_Instructions_.
**1.** Answer these questions from the OpenAI article:
(a) In which countries did Altman meet top politicians during his week in Europe?
(b) Which Italian data regulator shut down the app in March?
(c) How many grants did OpenAI say it would award, and how large is the fund?
**2.** Please duplicate the OpenAI article word for word, starting at "OpenAI had faced" and ending at "disclosing the details.".

_Reading passage_.
- OpenAI CEO reverses earlier threat to leave Europe
- Says had productive week of conversations about regulating AI
- EU lawmakers were critical about OpenAI’s threat region
May 26 (Reuters) – OpenAI has no plans to leave Europe, CEO Sam Altman said on Friday, reversing a threat made earlier this week to leave the region if it becomes too hard to comply with upcoming laws on artificial intelligence.
The EU is working on what could be the first set of rules globally to govern AI and Altman on Wednesday said the current draft of the EU AI Act was “over-regulating”.
“We are excited to continue to operate here and of course have no plans to leave,” Altman said in a tweet on Friday.
His threat of quitting Europe had drawn criticism from EU industry chief Thierry Breton and a host of other lawmakers.
Altman has spent the past week crisscrossing Europe, meeting top politicians in France, Spain, Poland, Germany and the Britain to discuss the future of AI, and progress of ChatGPT.
He called his tour a “very productive week of conversations in Europe about how to best regulate AI!”
OpenAI had faced criticism for not disclosing training data for its latest AI model GPT-4. The company had cited a “competitive landscape and safety implications” for not disclosing the details.
While debating the AI Act draft, EU lawmakers added new proposals that would force any company using generative tools, like ChatGPT, to disclose copyrighted material used to train its systems.
“These provisions relate mainly to transparency, which ensures the AI and the company building it are trustworthy,” Dragos Tudorache, a Romanian member of the European Parliament who is leading the drafting of EU proposals, told Reuters on Thursday.
“I don’t see a reason why any company would shy away from transparency.”
CLASH WITH REGULATORS
EU parliamentarians agreed on the draft of the act earlier this month. Member states, the European Commission and Parliament will thrash out the final details of the bill later this year.
AI-powered chatbot ChatGPT, backed by Microsoft (MSFT.O), has created new possibilities around AI and fears around its potential have provoked excitement and alarm – and brought it into conflict with regulators.
OpenAI first clashed with regulators in March, when Italian data regulator Garante shut the app down domestically, accusing OpenAI of flouting European privacy rules. ChatGPT came back online after the company instituted new privacy measures for users.
OpenAI on Thursday said it will award 10 equal grants from a fund of $1 million for experiments to determine how AI software should be governed and Altman called those grants “how to democratically decide on the behavior of AI systems”.

_Dataset extract_.

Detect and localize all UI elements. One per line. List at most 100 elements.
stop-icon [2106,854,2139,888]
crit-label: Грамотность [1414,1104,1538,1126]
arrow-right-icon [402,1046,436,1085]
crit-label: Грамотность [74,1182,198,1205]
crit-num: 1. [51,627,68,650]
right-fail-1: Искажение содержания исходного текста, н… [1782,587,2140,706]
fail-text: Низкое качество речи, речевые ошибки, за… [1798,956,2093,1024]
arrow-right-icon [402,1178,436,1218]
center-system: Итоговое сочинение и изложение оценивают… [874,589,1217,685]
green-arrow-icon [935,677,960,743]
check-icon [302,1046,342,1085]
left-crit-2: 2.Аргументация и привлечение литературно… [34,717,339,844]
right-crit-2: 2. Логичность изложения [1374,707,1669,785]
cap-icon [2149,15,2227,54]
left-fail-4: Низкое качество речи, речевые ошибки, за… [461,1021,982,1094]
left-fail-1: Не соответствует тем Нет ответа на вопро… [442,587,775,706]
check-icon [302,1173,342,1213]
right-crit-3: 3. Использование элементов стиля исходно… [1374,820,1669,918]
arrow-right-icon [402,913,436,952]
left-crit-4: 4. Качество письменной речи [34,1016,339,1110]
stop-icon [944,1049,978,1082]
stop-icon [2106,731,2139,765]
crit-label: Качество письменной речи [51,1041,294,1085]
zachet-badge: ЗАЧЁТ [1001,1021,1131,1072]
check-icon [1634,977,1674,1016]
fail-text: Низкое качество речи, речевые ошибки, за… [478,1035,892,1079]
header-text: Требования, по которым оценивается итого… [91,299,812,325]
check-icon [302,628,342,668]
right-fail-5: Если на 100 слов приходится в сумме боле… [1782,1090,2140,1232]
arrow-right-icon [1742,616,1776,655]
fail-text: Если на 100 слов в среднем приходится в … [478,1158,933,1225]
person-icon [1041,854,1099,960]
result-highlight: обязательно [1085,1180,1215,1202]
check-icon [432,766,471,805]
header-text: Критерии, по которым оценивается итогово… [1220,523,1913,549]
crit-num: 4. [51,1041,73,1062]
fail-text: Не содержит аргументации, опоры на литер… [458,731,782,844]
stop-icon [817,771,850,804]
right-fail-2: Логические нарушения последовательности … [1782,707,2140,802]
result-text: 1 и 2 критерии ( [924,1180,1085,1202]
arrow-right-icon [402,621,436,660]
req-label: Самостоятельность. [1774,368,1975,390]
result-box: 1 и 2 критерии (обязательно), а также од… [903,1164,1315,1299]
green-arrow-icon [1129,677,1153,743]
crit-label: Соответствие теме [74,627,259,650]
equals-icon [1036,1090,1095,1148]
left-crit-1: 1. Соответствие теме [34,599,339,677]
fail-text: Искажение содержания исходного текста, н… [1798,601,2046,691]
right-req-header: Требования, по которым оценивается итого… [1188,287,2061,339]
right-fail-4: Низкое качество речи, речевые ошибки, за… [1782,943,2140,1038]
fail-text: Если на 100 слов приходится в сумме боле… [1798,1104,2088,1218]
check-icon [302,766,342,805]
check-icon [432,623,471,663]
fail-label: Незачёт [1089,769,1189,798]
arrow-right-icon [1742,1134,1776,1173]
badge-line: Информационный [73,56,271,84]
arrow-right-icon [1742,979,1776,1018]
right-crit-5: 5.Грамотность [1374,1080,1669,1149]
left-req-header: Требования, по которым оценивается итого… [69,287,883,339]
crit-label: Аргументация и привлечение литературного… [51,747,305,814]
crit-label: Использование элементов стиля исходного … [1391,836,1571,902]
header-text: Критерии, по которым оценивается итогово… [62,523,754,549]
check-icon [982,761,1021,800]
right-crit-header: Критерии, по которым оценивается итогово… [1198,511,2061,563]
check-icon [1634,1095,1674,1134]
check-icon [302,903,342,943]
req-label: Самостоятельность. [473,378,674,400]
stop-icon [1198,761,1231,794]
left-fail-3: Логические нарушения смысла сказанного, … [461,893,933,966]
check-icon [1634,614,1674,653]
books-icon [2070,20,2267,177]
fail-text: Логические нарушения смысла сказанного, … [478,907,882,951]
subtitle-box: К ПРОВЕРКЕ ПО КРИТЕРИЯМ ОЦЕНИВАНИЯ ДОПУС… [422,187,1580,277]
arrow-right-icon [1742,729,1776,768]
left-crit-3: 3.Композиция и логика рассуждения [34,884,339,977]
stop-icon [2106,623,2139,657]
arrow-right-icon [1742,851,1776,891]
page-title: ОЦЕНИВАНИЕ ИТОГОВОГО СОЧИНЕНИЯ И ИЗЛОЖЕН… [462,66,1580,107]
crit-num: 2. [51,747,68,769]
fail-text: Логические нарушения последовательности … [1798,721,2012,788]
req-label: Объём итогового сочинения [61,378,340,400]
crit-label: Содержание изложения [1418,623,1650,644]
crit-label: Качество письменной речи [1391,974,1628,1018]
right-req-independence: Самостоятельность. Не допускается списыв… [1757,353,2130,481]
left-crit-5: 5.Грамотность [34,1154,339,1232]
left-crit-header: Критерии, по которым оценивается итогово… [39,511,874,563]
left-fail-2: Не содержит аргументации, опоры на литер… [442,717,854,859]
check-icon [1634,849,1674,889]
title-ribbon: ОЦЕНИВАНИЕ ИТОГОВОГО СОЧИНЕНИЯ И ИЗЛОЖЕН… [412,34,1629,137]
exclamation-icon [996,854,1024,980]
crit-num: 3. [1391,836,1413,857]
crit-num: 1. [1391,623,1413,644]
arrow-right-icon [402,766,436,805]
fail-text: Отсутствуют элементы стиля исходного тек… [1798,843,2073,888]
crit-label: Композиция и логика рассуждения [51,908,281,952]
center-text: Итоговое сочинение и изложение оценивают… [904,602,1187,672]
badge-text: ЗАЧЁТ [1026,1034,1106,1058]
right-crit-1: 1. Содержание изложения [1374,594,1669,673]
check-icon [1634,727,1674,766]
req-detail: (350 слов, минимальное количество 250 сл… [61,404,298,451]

_Exercise solutions_.
**1.**
(a) France, Spain, Poland, Germany and Britain
(b) Garante
(c) 10 equal grants, from a fund of $1 million

**2.**
OpenAI had faced criticism for not disclosing training data for its latest AI model GPT-4. The company had cited a “competitive landscape and safety implications” for not disclosing the details.